Set down every entry again word for word, please, but skip the pictures.

▶ _Items from a figure collection_:
....
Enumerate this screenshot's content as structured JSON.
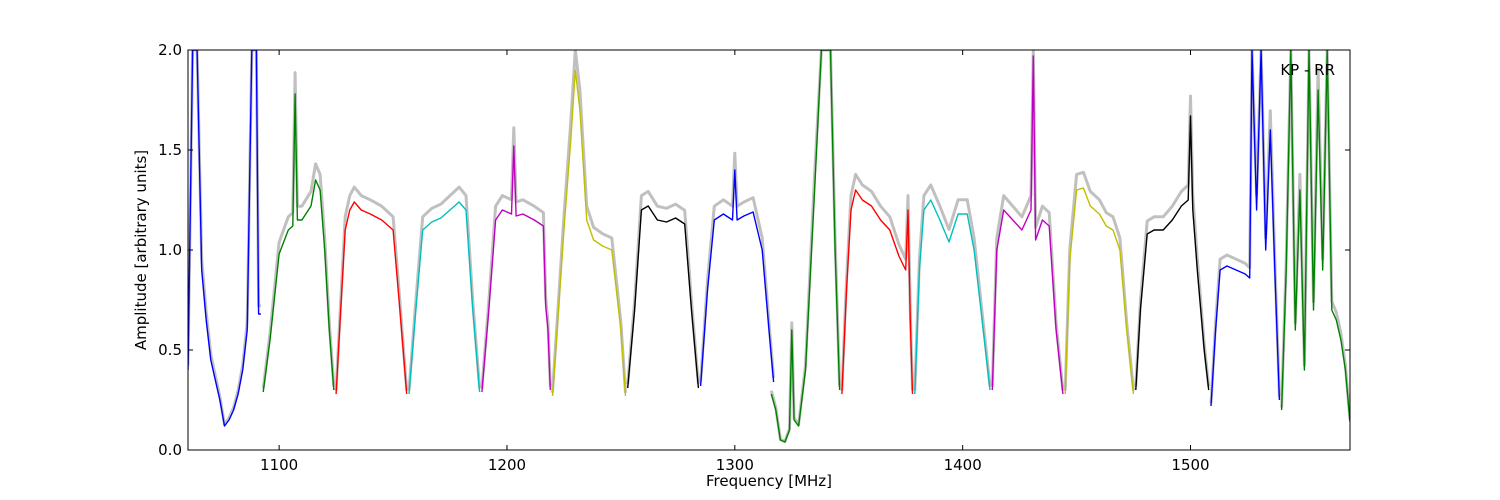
{
  "chart_data": {
    "type": "line",
    "title": "",
    "xlabel": "Frequency [MHz]",
    "ylabel": "Amplitude [arbitrary units]",
    "xlim": [
      1060,
      1570
    ],
    "ylim": [
      0.0,
      2.0
    ],
    "xticks": [
      1100,
      1200,
      1300,
      1400,
      1500
    ],
    "xtick_labels": [
      "1100",
      "1200",
      "1300",
      "1400",
      "1500"
    ],
    "yticks": [
      0.0,
      0.5,
      1.0,
      1.5,
      2.0
    ],
    "ytick_labels": [
      "0.0",
      "0.5",
      "1.0",
      "1.5",
      "2.0"
    ],
    "annotation": "KP - RR",
    "grid": false,
    "background_color": "#c0c0c0",
    "series": [
      {
        "color": "#0000ff",
        "x": [
          1060,
          1062,
          1064,
          1066,
          1068,
          1070,
          1072,
          1074,
          1076,
          1078,
          1080,
          1082,
          1084,
          1086,
          1088,
          1090,
          1091,
          1092
        ],
        "y": [
          0.4,
          2.0,
          2.0,
          0.9,
          0.65,
          0.45,
          0.35,
          0.25,
          0.12,
          0.15,
          0.2,
          0.28,
          0.4,
          0.6,
          2.0,
          2.0,
          0.68,
          0.68
        ]
      },
      {
        "color": "#008000",
        "x": [
          1093,
          1096,
          1100,
          1104,
          1106,
          1107,
          1108,
          1110,
          1114,
          1116,
          1118,
          1120,
          1122,
          1124
        ],
        "y": [
          0.29,
          0.55,
          0.98,
          1.1,
          1.12,
          1.78,
          1.15,
          1.15,
          1.22,
          1.35,
          1.3,
          1.0,
          0.6,
          0.3
        ]
      },
      {
        "color": "#ff0000",
        "x": [
          1125,
          1127,
          1129,
          1131,
          1133,
          1136,
          1140,
          1145,
          1150,
          1153,
          1156
        ],
        "y": [
          0.28,
          0.7,
          1.1,
          1.2,
          1.24,
          1.2,
          1.18,
          1.15,
          1.1,
          0.7,
          0.28
        ]
      },
      {
        "color": "#00bfbf",
        "x": [
          1157,
          1160,
          1163,
          1167,
          1171,
          1175,
          1179,
          1182,
          1185,
          1188
        ],
        "y": [
          0.28,
          0.7,
          1.1,
          1.14,
          1.16,
          1.2,
          1.24,
          1.2,
          0.7,
          0.29
        ]
      },
      {
        "color": "#bf00bf",
        "x": [
          1189,
          1192,
          1195,
          1198,
          1202,
          1203,
          1204,
          1207,
          1212,
          1216,
          1217,
          1218,
          1219
        ],
        "y": [
          0.29,
          0.7,
          1.15,
          1.2,
          1.18,
          1.52,
          1.17,
          1.18,
          1.15,
          1.12,
          0.72,
          0.6,
          0.3
        ]
      },
      {
        "color": "#bfbf00",
        "x": [
          1220,
          1222,
          1225,
          1228,
          1230,
          1232,
          1235,
          1238,
          1242,
          1246,
          1250,
          1252
        ],
        "y": [
          0.27,
          0.6,
          1.1,
          1.55,
          1.9,
          1.7,
          1.15,
          1.05,
          1.02,
          1.0,
          0.6,
          0.27
        ]
      },
      {
        "color": "#000000",
        "x": [
          1253,
          1256,
          1259,
          1262,
          1266,
          1270,
          1274,
          1278,
          1281,
          1284
        ],
        "y": [
          0.31,
          0.7,
          1.2,
          1.22,
          1.15,
          1.14,
          1.16,
          1.13,
          0.7,
          0.31
        ]
      },
      {
        "color": "#0000ff",
        "x": [
          1285,
          1288,
          1291,
          1295,
          1299,
          1300,
          1301,
          1304,
          1308,
          1312,
          1315,
          1317
        ],
        "y": [
          0.32,
          0.8,
          1.15,
          1.18,
          1.15,
          1.4,
          1.15,
          1.17,
          1.19,
          1.0,
          0.6,
          0.34
        ]
      },
      {
        "color": "#008000",
        "x": [
          1316,
          1318,
          1320,
          1322,
          1324,
          1325,
          1326,
          1328,
          1331,
          1335,
          1338,
          1342,
          1344,
          1346
        ],
        "y": [
          0.28,
          0.2,
          0.05,
          0.04,
          0.1,
          0.6,
          0.15,
          0.12,
          0.4,
          1.3,
          2.0,
          2.0,
          1.0,
          0.3
        ]
      },
      {
        "color": "#ff0000",
        "x": [
          1347,
          1349,
          1351,
          1353,
          1356,
          1360,
          1364,
          1368,
          1372,
          1375,
          1376,
          1377,
          1378
        ],
        "y": [
          0.28,
          0.8,
          1.2,
          1.3,
          1.25,
          1.22,
          1.15,
          1.1,
          0.97,
          0.9,
          1.2,
          0.65,
          0.28
        ]
      },
      {
        "color": "#00bfbf",
        "x": [
          1379,
          1381,
          1383,
          1386,
          1390,
          1394,
          1398,
          1402,
          1405,
          1410,
          1412
        ],
        "y": [
          0.28,
          0.9,
          1.2,
          1.25,
          1.15,
          1.04,
          1.18,
          1.18,
          1.0,
          0.5,
          0.3
        ]
      },
      {
        "color": "#bf00bf",
        "x": [
          1413,
          1415,
          1418,
          1422,
          1426,
          1430,
          1431,
          1432,
          1435,
          1438,
          1441,
          1444
        ],
        "y": [
          0.3,
          1.0,
          1.2,
          1.15,
          1.1,
          1.2,
          1.97,
          1.05,
          1.15,
          1.12,
          0.6,
          0.28
        ]
      },
      {
        "color": "#bfbf00",
        "x": [
          1445,
          1447,
          1450,
          1453,
          1456,
          1460,
          1463,
          1466,
          1469,
          1472,
          1475
        ],
        "y": [
          0.28,
          0.95,
          1.3,
          1.31,
          1.22,
          1.18,
          1.12,
          1.1,
          1.0,
          0.6,
          0.28
        ]
      },
      {
        "color": "#000000",
        "x": [
          1476,
          1478,
          1481,
          1484,
          1488,
          1492,
          1496,
          1499,
          1500,
          1501,
          1503,
          1506,
          1508
        ],
        "y": [
          0.3,
          0.7,
          1.08,
          1.1,
          1.1,
          1.15,
          1.22,
          1.25,
          1.67,
          1.2,
          0.9,
          0.5,
          0.3
        ]
      },
      {
        "color": "#0000ff",
        "x": [
          1509,
          1511,
          1513,
          1516,
          1520,
          1524,
          1526,
          1527,
          1529,
          1531,
          1533,
          1535,
          1537,
          1539
        ],
        "y": [
          0.22,
          0.6,
          0.9,
          0.92,
          0.9,
          0.88,
          0.86,
          2.0,
          1.2,
          2.0,
          1.0,
          1.6,
          0.9,
          0.25
        ]
      },
      {
        "color": "#008000",
        "x": [
          1540,
          1542,
          1544,
          1546,
          1548,
          1550,
          1552,
          1554,
          1556,
          1558,
          1560,
          1562,
          1564,
          1566,
          1568,
          1570
        ],
        "y": [
          0.2,
          0.9,
          2.0,
          0.6,
          1.3,
          0.4,
          2.0,
          0.7,
          1.8,
          0.9,
          2.0,
          0.7,
          0.65,
          0.55,
          0.4,
          0.14
        ]
      }
    ]
  }
}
....
▶ _Exercise output_:
Enumerate this screenshot's content as structured JSON.
{
  "chart_data": {
    "type": "line",
    "title": "",
    "xlabel": "Frequency [MHz]",
    "ylabel": "Amplitude [arbitrary units]",
    "xlim": [
      1060,
      1570
    ],
    "ylim": [
      0.0,
      2.0
    ],
    "xticks": [
      1100,
      1200,
      1300,
      1400,
      1500
    ],
    "xtick_labels": [
      "1100",
      "1200",
      "1300",
      "1400",
      "1500"
    ],
    "yticks": [
      0.0,
      0.5,
      1.0,
      1.5,
      2.0
    ],
    "ytick_labels": [
      "0.0",
      "0.5",
      "1.0",
      "1.5",
      "2.0"
    ],
    "annotation": "KP - RR",
    "grid": false,
    "background_color": "#c0c0c0",
    "series": [
      {
        "color": "#0000ff",
        "x": [
          1060,
          1062,
          1064,
          1066,
          1068,
          1070,
          1072,
          1074,
          1076,
          1078,
          1080,
          1082,
          1084,
          1086,
          1088,
          1090,
          1091,
          1092
        ],
        "y": [
          0.4,
          2.0,
          2.0,
          0.9,
          0.65,
          0.45,
          0.35,
          0.25,
          0.12,
          0.15,
          0.2,
          0.28,
          0.4,
          0.6,
          2.0,
          2.0,
          0.68,
          0.68
        ]
      },
      {
        "color": "#008000",
        "x": [
          1093,
          1096,
          1100,
          1104,
          1106,
          1107,
          1108,
          1110,
          1114,
          1116,
          1118,
          1120,
          1122,
          1124
        ],
        "y": [
          0.29,
          0.55,
          0.98,
          1.1,
          1.12,
          1.78,
          1.15,
          1.15,
          1.22,
          1.35,
          1.3,
          1.0,
          0.6,
          0.3
        ]
      },
      {
        "color": "#ff0000",
        "x": [
          1125,
          1127,
          1129,
          1131,
          1133,
          1136,
          1140,
          1145,
          1150,
          1153,
          1156
        ],
        "y": [
          0.28,
          0.7,
          1.1,
          1.2,
          1.24,
          1.2,
          1.18,
          1.15,
          1.1,
          0.7,
          0.28
        ]
      },
      {
        "color": "#00bfbf",
        "x": [
          1157,
          1160,
          1163,
          1167,
          1171,
          1175,
          1179,
          1182,
          1185,
          1188
        ],
        "y": [
          0.28,
          0.7,
          1.1,
          1.14,
          1.16,
          1.2,
          1.24,
          1.2,
          0.7,
          0.29
        ]
      },
      {
        "color": "#bf00bf",
        "x": [
          1189,
          1192,
          1195,
          1198,
          1202,
          1203,
          1204,
          1207,
          1212,
          1216,
          1217,
          1218,
          1219
        ],
        "y": [
          0.29,
          0.7,
          1.15,
          1.2,
          1.18,
          1.52,
          1.17,
          1.18,
          1.15,
          1.12,
          0.72,
          0.6,
          0.3
        ]
      },
      {
        "color": "#bfbf00",
        "x": [
          1220,
          1222,
          1225,
          1228,
          1230,
          1232,
          1235,
          1238,
          1242,
          1246,
          1250,
          1252
        ],
        "y": [
          0.27,
          0.6,
          1.1,
          1.55,
          1.9,
          1.7,
          1.15,
          1.05,
          1.02,
          1.0,
          0.6,
          0.27
        ]
      },
      {
        "color": "#000000",
        "x": [
          1253,
          1256,
          1259,
          1262,
          1266,
          1270,
          1274,
          1278,
          1281,
          1284
        ],
        "y": [
          0.31,
          0.7,
          1.2,
          1.22,
          1.15,
          1.14,
          1.16,
          1.13,
          0.7,
          0.31
        ]
      },
      {
        "color": "#0000ff",
        "x": [
          1285,
          1288,
          1291,
          1295,
          1299,
          1300,
          1301,
          1304,
          1308,
          1312,
          1315,
          1317
        ],
        "y": [
          0.32,
          0.8,
          1.15,
          1.18,
          1.15,
          1.4,
          1.15,
          1.17,
          1.19,
          1.0,
          0.6,
          0.34
        ]
      },
      {
        "color": "#008000",
        "x": [
          1316,
          1318,
          1320,
          1322,
          1324,
          1325,
          1326,
          1328,
          1331,
          1335,
          1338,
          1342,
          1344,
          1346
        ],
        "y": [
          0.28,
          0.2,
          0.05,
          0.04,
          0.1,
          0.6,
          0.15,
          0.12,
          0.4,
          1.3,
          2.0,
          2.0,
          1.0,
          0.3
        ]
      },
      {
        "color": "#ff0000",
        "x": [
          1347,
          1349,
          1351,
          1353,
          1356,
          1360,
          1364,
          1368,
          1372,
          1375,
          1376,
          1377,
          1378
        ],
        "y": [
          0.28,
          0.8,
          1.2,
          1.3,
          1.25,
          1.22,
          1.15,
          1.1,
          0.97,
          0.9,
          1.2,
          0.65,
          0.28
        ]
      },
      {
        "color": "#00bfbf",
        "x": [
          1379,
          1381,
          1383,
          1386,
          1390,
          1394,
          1398,
          1402,
          1405,
          1410,
          1412
        ],
        "y": [
          0.28,
          0.9,
          1.2,
          1.25,
          1.15,
          1.04,
          1.18,
          1.18,
          1.0,
          0.5,
          0.3
        ]
      },
      {
        "color": "#bf00bf",
        "x": [
          1413,
          1415,
          1418,
          1422,
          1426,
          1430,
          1431,
          1432,
          1435,
          1438,
          1441,
          1444
        ],
        "y": [
          0.3,
          1.0,
          1.2,
          1.15,
          1.1,
          1.2,
          1.97,
          1.05,
          1.15,
          1.12,
          0.6,
          0.28
        ]
      },
      {
        "color": "#bfbf00",
        "x": [
          1445,
          1447,
          1450,
          1453,
          1456,
          1460,
          1463,
          1466,
          1469,
          1472,
          1475
        ],
        "y": [
          0.28,
          0.95,
          1.3,
          1.31,
          1.22,
          1.18,
          1.12,
          1.1,
          1.0,
          0.6,
          0.28
        ]
      },
      {
        "color": "#000000",
        "x": [
          1476,
          1478,
          1481,
          1484,
          1488,
          1492,
          1496,
          1499,
          1500,
          1501,
          1503,
          1506,
          1508
        ],
        "y": [
          0.3,
          0.7,
          1.08,
          1.1,
          1.1,
          1.15,
          1.22,
          1.25,
          1.67,
          1.2,
          0.9,
          0.5,
          0.3
        ]
      },
      {
        "color": "#0000ff",
        "x": [
          1509,
          1511,
          1513,
          1516,
          1520,
          1524,
          1526,
          1527,
          1529,
          1531,
          1533,
          1535,
          1537,
          1539
        ],
        "y": [
          0.22,
          0.6,
          0.9,
          0.92,
          0.9,
          0.88,
          0.86,
          2.0,
          1.2,
          2.0,
          1.0,
          1.6,
          0.9,
          0.25
        ]
      },
      {
        "color": "#008000",
        "x": [
          1540,
          1542,
          1544,
          1546,
          1548,
          1550,
          1552,
          1554,
          1556,
          1558,
          1560,
          1562,
          1564,
          1566,
          1568,
          1570
        ],
        "y": [
          0.2,
          0.9,
          2.0,
          0.6,
          1.3,
          0.4,
          2.0,
          0.7,
          1.8,
          0.9,
          2.0,
          0.7,
          0.65,
          0.55,
          0.4,
          0.14
        ]
      }
    ]
  }
}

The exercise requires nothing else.